**What is needed**
Select from the records below every line that has the word "window" in it.

※

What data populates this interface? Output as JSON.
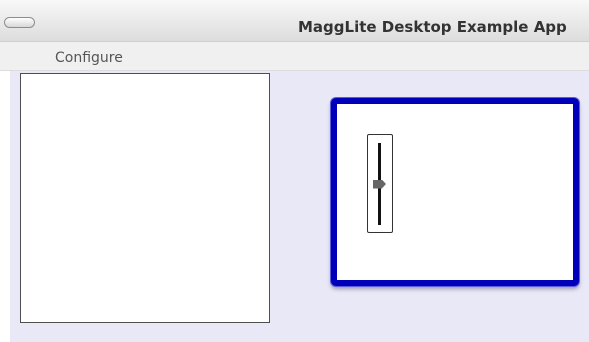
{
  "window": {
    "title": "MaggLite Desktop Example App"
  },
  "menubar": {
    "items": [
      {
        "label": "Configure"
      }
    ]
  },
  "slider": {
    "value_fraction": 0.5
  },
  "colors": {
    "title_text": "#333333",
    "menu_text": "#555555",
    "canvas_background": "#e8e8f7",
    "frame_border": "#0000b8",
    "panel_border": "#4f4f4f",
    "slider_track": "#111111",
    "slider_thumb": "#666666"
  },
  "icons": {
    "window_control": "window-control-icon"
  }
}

※

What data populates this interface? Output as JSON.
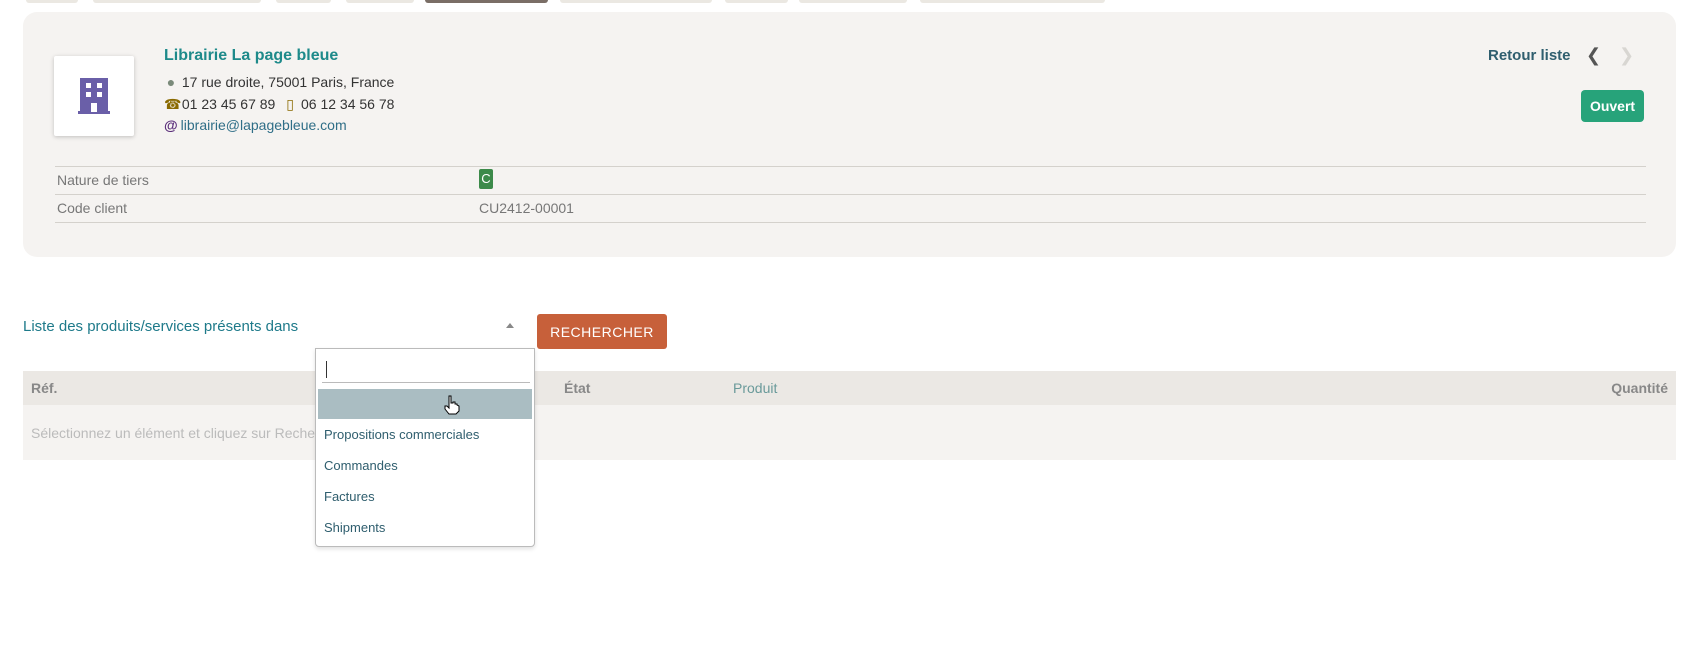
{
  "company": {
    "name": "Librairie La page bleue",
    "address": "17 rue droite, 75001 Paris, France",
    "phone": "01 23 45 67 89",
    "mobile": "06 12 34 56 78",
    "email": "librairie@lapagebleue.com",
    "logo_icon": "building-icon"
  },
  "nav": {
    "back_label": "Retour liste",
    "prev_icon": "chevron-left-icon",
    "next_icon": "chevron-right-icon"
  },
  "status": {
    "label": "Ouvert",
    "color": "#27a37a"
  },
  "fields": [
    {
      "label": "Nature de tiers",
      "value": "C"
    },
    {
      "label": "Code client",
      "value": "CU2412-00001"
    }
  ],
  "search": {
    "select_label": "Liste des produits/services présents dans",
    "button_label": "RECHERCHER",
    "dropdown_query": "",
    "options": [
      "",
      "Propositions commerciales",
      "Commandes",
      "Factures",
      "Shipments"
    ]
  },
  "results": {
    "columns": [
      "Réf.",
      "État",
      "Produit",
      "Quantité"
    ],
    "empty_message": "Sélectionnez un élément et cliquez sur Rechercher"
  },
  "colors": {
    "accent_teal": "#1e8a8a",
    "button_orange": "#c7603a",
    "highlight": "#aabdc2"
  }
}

※

**Exercise answer**
  "window": {
    "window_control": "window-control-icon"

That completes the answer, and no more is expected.